Copy all lines of the listing that include the string "kondensacyjnych".

-- begin Extracted entries --

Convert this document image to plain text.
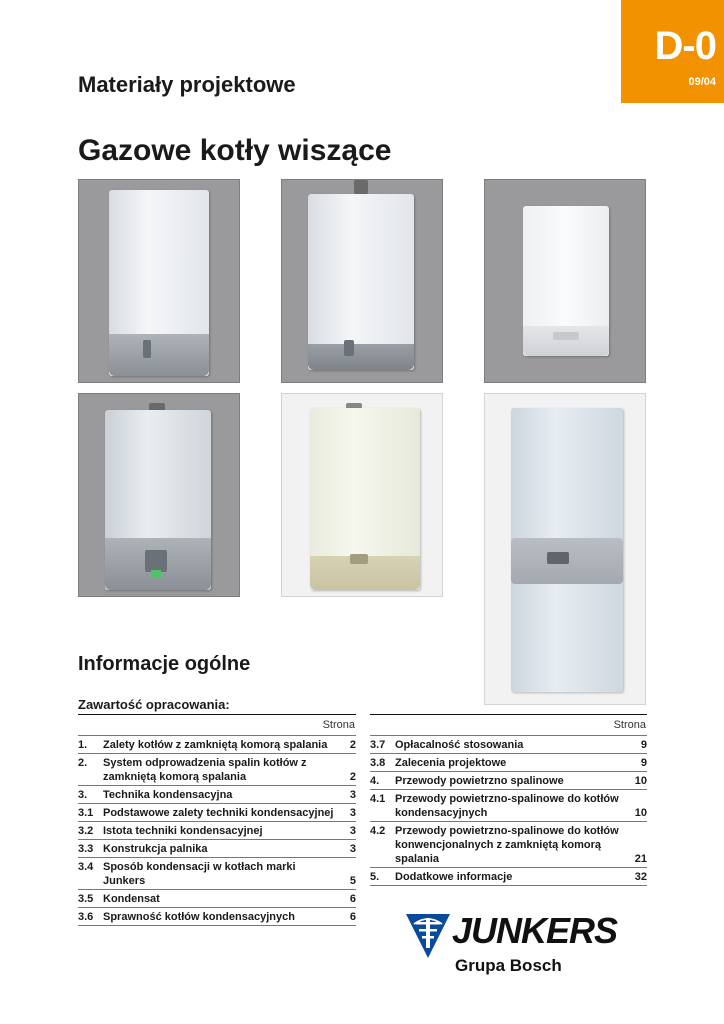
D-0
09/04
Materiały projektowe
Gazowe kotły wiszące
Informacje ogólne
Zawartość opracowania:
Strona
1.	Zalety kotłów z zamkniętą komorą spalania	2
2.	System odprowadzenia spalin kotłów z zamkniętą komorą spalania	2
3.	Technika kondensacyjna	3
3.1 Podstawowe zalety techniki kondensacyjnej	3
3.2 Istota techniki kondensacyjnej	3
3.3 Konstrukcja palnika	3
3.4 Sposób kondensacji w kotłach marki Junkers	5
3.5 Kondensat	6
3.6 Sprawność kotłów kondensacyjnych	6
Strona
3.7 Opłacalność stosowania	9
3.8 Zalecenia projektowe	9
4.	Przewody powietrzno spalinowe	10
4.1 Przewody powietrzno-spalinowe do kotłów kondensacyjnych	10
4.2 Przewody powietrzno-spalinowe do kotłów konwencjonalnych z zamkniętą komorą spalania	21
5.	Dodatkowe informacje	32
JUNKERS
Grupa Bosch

-- end Extracted entries --
-- begin Extracted entries --

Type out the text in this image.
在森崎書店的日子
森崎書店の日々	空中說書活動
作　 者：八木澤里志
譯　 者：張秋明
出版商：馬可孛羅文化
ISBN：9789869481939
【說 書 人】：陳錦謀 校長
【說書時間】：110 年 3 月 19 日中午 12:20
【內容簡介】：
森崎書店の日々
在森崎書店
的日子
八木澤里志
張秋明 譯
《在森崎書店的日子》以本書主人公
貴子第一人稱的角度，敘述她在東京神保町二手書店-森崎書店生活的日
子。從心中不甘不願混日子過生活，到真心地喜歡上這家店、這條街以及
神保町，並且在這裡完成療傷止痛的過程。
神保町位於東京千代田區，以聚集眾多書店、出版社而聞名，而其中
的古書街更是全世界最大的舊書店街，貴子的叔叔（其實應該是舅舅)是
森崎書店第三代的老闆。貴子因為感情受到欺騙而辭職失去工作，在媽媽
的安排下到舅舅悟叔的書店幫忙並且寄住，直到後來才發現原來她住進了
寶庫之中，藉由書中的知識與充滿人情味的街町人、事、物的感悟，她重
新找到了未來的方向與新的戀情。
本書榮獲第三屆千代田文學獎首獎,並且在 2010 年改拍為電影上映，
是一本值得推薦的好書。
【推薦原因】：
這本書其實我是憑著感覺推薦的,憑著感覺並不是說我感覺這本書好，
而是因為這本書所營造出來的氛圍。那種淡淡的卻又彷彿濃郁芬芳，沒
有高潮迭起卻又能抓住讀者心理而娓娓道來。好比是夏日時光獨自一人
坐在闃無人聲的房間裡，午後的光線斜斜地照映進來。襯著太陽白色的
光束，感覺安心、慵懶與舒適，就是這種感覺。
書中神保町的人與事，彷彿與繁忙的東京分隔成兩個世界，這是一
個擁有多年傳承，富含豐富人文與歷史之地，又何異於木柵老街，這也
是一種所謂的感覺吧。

-- end Extracted entries --

> [Task output]:
3.6 Sprawność kotłów kondensacyjnych	6
4.1 Przewody powietrzno-spalinowe do kotłów kondensacyjnych	10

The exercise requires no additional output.